> **Directions**
Copy every line of the listing that holds the string "projektägare".

-.-.-

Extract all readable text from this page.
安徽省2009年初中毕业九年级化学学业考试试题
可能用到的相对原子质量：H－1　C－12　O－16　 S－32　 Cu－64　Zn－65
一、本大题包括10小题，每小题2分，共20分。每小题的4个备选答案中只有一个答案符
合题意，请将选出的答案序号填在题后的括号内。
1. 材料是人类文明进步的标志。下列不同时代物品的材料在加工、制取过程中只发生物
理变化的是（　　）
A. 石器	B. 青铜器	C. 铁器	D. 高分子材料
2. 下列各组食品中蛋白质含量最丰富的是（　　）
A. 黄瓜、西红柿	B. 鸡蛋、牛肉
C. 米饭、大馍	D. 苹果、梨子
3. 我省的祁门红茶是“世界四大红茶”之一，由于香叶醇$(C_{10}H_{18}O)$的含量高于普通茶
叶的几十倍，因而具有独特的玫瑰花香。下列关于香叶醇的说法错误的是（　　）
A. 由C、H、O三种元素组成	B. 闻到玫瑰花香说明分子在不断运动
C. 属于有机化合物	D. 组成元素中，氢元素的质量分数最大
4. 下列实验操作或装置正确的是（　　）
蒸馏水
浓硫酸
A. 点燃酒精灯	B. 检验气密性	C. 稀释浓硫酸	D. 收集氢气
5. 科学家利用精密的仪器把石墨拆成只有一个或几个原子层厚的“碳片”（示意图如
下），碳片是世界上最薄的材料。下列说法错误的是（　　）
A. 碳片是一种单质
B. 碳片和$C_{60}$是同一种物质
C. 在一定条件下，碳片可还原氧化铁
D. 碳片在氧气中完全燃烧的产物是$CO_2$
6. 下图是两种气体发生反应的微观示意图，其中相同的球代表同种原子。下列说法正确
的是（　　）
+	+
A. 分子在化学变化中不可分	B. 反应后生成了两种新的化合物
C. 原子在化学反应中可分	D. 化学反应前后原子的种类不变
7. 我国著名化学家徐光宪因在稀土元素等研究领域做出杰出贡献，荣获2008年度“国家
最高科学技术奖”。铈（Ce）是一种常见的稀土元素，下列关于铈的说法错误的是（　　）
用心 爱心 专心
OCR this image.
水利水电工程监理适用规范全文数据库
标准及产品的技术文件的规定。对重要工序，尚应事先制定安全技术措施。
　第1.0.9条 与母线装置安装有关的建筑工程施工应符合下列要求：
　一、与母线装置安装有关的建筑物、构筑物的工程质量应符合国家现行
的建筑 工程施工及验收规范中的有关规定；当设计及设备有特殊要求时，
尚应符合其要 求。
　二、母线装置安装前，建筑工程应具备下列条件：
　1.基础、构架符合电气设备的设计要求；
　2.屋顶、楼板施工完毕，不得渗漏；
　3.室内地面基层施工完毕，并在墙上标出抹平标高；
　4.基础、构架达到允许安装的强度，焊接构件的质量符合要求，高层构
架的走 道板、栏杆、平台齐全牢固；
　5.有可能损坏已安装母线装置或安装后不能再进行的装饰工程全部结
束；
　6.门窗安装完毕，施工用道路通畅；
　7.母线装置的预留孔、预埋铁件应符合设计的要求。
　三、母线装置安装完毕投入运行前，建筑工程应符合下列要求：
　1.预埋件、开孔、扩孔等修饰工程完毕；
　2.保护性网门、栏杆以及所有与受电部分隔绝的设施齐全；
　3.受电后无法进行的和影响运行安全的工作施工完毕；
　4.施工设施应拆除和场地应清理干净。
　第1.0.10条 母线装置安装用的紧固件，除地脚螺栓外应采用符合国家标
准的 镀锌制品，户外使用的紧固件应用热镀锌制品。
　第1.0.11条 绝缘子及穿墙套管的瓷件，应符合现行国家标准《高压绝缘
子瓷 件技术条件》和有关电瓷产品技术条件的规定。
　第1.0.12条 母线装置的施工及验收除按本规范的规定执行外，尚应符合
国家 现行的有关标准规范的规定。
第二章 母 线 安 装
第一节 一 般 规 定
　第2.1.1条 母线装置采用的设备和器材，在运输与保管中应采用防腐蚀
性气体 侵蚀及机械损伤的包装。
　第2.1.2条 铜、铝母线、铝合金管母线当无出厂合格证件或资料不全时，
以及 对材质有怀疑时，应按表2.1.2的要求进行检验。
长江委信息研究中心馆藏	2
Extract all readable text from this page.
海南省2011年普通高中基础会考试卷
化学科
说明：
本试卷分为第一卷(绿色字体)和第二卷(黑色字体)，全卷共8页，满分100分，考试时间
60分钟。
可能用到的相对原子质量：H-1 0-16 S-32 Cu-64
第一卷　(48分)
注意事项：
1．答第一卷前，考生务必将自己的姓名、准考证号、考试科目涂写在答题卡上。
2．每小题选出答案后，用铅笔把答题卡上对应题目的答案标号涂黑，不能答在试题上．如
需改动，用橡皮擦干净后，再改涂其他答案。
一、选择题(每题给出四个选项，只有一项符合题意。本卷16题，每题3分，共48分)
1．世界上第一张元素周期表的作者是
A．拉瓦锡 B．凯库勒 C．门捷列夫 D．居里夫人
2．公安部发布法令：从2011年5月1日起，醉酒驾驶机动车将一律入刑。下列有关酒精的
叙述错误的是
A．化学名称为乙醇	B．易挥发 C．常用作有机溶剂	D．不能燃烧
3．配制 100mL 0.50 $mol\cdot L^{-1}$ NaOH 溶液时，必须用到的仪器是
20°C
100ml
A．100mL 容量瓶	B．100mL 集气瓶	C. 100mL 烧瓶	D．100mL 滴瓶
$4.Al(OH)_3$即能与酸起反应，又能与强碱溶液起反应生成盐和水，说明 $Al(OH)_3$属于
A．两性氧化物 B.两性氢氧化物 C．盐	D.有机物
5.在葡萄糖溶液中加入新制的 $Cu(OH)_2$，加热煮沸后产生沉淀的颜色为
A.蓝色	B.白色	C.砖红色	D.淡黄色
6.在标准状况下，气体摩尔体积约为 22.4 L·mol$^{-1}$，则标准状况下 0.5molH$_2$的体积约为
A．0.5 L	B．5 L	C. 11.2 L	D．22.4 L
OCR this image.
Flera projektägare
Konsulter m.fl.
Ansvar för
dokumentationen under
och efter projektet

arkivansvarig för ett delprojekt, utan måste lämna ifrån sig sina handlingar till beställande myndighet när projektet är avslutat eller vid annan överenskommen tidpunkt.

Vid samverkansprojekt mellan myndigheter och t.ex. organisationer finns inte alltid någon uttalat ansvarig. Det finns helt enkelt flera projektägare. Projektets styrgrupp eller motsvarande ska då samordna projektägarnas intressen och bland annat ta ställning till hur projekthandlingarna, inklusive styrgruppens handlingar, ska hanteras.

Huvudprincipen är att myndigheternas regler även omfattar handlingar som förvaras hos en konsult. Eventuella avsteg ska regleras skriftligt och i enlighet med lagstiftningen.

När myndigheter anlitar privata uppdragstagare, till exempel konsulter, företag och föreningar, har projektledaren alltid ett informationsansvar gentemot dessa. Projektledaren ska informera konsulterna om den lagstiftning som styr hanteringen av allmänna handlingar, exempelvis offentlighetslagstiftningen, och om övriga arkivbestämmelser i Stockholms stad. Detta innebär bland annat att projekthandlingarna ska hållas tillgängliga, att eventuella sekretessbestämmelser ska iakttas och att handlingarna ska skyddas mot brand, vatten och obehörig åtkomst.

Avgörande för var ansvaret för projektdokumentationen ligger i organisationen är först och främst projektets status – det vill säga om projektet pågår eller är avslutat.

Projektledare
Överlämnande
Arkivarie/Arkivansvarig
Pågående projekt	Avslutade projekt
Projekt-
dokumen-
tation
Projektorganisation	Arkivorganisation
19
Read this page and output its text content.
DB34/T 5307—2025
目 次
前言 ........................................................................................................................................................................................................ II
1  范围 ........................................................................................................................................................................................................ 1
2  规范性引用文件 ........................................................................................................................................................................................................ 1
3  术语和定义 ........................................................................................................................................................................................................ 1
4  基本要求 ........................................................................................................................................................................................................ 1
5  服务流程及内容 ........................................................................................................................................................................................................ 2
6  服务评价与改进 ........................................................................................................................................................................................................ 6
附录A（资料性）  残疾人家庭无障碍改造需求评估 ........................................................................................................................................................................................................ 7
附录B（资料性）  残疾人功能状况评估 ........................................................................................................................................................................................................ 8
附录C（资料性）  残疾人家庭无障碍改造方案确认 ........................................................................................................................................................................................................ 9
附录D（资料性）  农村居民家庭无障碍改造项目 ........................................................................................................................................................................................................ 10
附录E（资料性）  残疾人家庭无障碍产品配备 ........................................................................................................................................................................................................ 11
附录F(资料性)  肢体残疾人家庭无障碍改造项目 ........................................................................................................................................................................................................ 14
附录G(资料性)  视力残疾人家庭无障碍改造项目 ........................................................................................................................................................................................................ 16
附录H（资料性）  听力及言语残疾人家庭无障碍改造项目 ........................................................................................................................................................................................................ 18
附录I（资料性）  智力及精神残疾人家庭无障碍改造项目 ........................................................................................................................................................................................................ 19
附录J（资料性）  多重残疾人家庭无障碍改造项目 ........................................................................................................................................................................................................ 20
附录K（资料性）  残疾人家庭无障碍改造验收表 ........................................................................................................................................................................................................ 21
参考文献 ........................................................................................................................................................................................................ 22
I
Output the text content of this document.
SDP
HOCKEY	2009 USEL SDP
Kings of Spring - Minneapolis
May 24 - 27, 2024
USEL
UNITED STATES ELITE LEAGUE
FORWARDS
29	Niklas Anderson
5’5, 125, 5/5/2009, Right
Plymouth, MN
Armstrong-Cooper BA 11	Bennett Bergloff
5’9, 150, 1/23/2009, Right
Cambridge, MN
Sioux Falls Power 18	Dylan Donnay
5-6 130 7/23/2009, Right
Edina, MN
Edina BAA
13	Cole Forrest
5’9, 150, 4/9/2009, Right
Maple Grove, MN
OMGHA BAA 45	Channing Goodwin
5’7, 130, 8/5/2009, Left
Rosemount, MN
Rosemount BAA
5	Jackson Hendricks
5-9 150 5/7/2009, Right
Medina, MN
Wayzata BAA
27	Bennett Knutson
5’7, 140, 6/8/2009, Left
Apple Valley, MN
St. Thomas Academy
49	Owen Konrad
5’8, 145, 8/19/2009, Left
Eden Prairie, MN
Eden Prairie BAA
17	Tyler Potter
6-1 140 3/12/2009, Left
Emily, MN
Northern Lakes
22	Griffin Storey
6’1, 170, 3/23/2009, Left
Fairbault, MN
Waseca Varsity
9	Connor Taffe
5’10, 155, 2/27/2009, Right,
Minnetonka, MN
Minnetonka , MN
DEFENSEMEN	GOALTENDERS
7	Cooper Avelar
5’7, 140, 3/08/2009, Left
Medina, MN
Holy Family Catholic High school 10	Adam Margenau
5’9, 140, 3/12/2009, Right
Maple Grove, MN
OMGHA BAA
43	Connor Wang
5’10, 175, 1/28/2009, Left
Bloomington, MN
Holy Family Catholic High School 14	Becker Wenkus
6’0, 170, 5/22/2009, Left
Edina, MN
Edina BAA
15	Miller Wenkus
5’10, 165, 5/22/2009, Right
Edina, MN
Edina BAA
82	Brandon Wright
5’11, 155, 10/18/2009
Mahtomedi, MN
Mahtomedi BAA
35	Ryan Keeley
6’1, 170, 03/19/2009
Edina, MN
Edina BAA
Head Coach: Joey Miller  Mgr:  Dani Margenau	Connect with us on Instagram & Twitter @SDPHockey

-.-.-

> **In response**
Flera projektägare
Vid samverkansprojekt mellan myndigheter och t.ex. organisationer finns inte alltid någon uttalat ansvarig. Det finns helt enkelt flera projektägare. Projektets styrgrupp eller motsvarande ska då samordna projektägarnas intressen och bland annat ta ställning till hur projekthandlingarna, inklusive styrgruppens handlingar, ska hanteras.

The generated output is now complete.